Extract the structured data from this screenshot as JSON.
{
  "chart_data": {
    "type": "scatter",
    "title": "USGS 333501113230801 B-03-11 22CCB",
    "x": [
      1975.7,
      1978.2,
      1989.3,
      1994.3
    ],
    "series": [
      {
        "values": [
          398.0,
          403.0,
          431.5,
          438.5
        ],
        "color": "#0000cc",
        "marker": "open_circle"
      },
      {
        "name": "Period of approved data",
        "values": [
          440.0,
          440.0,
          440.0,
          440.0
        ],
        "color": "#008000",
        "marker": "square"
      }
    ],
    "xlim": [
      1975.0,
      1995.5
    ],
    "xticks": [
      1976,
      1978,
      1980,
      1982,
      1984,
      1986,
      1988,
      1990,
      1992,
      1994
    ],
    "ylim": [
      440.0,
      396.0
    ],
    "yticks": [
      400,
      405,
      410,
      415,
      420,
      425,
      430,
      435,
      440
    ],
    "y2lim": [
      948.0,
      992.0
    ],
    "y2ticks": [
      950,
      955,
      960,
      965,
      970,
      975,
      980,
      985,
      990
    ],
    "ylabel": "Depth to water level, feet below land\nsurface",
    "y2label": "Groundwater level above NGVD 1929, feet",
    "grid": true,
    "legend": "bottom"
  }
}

Task statement. Go through the material above and copy each line that has the word "feet".

Final result.
    "ylabel": "Depth to water level, feet below land\nsurface",
    "y2label": "Groundwater level above NGVD 1929, feet",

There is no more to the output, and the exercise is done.